Data entries:
****************

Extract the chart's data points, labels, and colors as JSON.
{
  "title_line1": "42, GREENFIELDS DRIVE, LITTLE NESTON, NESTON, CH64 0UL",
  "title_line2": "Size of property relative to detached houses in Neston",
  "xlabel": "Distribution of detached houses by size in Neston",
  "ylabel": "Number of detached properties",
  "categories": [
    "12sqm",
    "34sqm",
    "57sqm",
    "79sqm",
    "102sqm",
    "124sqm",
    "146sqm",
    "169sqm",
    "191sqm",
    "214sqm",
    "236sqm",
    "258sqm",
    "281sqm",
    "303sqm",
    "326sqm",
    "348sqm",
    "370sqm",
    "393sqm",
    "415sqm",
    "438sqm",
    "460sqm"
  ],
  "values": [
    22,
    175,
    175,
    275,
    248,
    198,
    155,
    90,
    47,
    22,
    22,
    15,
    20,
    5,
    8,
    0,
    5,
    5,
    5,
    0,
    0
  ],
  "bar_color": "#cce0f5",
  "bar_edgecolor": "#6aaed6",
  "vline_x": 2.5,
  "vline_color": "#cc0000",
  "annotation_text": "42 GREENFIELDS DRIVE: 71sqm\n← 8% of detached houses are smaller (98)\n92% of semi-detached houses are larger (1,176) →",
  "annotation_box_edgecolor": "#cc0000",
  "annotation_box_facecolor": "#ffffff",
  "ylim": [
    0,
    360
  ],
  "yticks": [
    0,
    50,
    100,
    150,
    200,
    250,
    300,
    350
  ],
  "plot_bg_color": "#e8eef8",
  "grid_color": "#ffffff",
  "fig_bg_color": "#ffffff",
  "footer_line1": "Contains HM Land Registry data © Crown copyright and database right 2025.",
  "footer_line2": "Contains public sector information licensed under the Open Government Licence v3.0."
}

****************

• SHORT PROBLEM:
Retype every record above exactly as written.

• RESULT OF THE EXERCISE:
Extract the chart's data points, labels, and colors as JSON.
{
  "title_line1": "42, GREENFIELDS DRIVE, LITTLE NESTON, NESTON, CH64 0UL",
  "title_line2": "Size of property relative to detached houses in Neston",
  "xlabel": "Distribution of detached houses by size in Neston",
  "ylabel": "Number of detached properties",
  "categories": [
    "12sqm",
    "34sqm",
    "57sqm",
    "79sqm",
    "102sqm",
    "124sqm",
    "146sqm",
    "169sqm",
    "191sqm",
    "214sqm",
    "236sqm",
    "258sqm",
    "281sqm",
    "303sqm",
    "326sqm",
    "348sqm",
    "370sqm",
    "393sqm",
    "415sqm",
    "438sqm",
    "460sqm"
  ],
  "values": [
    22,
    175,
    175,
    275,
    248,
    198,
    155,
    90,
    47,
    22,
    22,
    15,
    20,
    5,
    8,
    0,
    5,
    5,
    5,
    0,
    0
  ],
  "bar_color": "#cce0f5",
  "bar_edgecolor": "#6aaed6",
  "vline_x": 2.5,
  "vline_color": "#cc0000",
  "annotation_text": "42 GREENFIELDS DRIVE: 71sqm\n← 8% of detached houses are smaller (98)\n92% of semi-detached houses are larger (1,176) →",
  "annotation_box_edgecolor": "#cc0000",
  "annotation_box_facecolor": "#ffffff",
  "ylim": [
    0,
    360
  ],
  "yticks": [
    0,
    50,
    100,
    150,
    200,
    250,
    300,
    350
  ],
  "plot_bg_color": "#e8eef8",
  "grid_color": "#ffffff",
  "fig_bg_color": "#ffffff",
  "footer_line1": "Contains HM Land Registry data © Crown copyright and database right 2025.",
  "footer_line2": "Contains public sector information licensed under the Open Government Licence v3.0."
}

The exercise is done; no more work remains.